=== TEXT EXTRACT ===

The "BUT IT'S FOR THE CHILDREN!!!" hysterical narrative is far too overused as method to push absurd or tyrannical legislations all around the world, frankly. Most of it, of course, is nothing more than pretty blatant manipulation of human natural protectivness of children.
 
Working precisely as intended by the writers of the law. https://needtoknow.co.uk/2025/07/30...age-check-system-mistakes-his-ink-for-a-mask/

Honestly, the more these things are actually aimed at methods that are proven to work to protect children, GTX is right. But for the other crap mixed in aimed squarely at adults who are obviously of age and in the privacy of their own homes, Dilandu's point stands, however extreme the wording.

There must be a balance, however extreme the emotions get. And no, not the 'cut the baby in half' or 'ok only half the kittens die' bullpocky that reeks of mental laziness at best. Go where the evidence takes you, and do what the science says is best.

Above all, none of this is an excuse for lazy parenting.
 
Commentary from the Libertarian Magazine 'Reason'

A law in effect for less than two weeks is already wreaking havoc all over the internet.

The United Kingdom law—called the Online Safety Act—is purportedly about protecting children. The best I can say about its rollout is that maybe it will serve as a cautionary tale for lawmakers here.

It's certainly not stopping motivated individuals—and who is more motivated than a teen told they can't do something?—from accessing verboten content. "Let's start with the most obvious sign that this law is working exactly as poorly as critics warned: VPN usage in the UK has absolutely exploded," notes Mike Masnick at Techdirt. "Proton VPN reported an 1,800% spike in UK sign-ups. Five of the top ten free apps on Apple's App Store in the UK are VPNs. When your 'child safety' law's primary achievement is teaching kids how to use VPNs to circumvent it, maybe you've missed the mark just a tad."

=== DATA LINES ===

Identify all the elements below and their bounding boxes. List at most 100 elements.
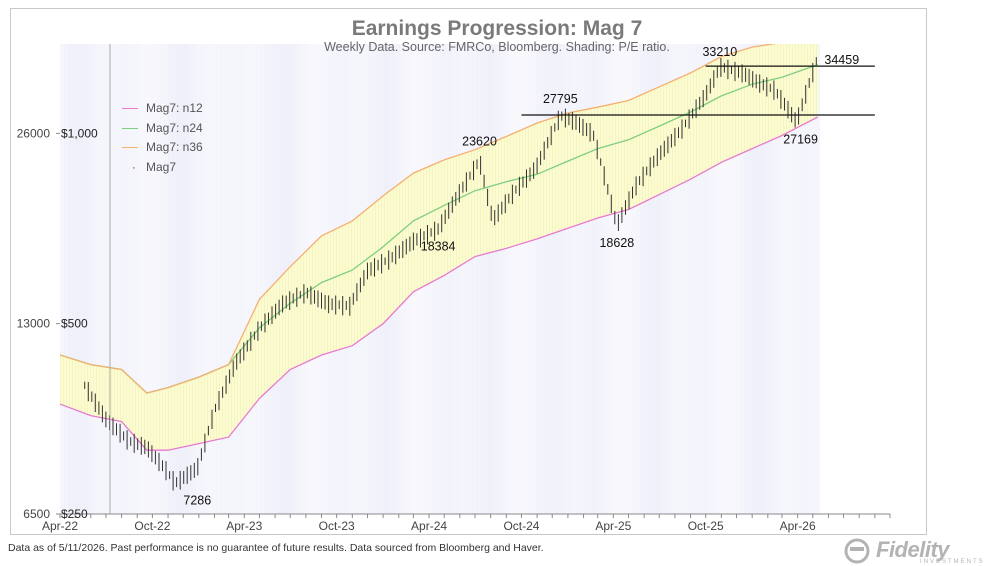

===

● REQUESTS
[A] Rewrite the Online Safety Act post from "Above all, none" to "for lawmakers here.", replacing "lawmakers" with "legislators".
[B] According to the Online Safety Act post, what spike in UK sign-ups did Proton VPN report?
[C] Summarize the Online Safety Act post in two sentences.

● SOLUTIONS TO THE EXERCISE
[A]
Above all, none of this is an excuse for lazy parenting.
 
Commentary from the Libertarian Magazine 'Reason'

A law in effect for less than two weeks is already wreaking havoc all over the internet.

The United Kingdom law—called the Online Safety Act—is purportedly about protecting children. The best I can say about its rollout is that maybe it will serve as a cautionary tale for legislators here.

[B] An 1,800% spike.

[C] The post argues that appeals to protecting children are overused to push absurd or tyrannical laws, calls for a balance that follows the evidence, and insists none of this excuses lazy parenting. It then quotes Reason commentary saying the UK's Online Safety Act, purportedly about protecting children, is already wreaking havoc online, with UK VPN usage exploding and Proton VPN reporting an 1,800% spike in UK sign-ups.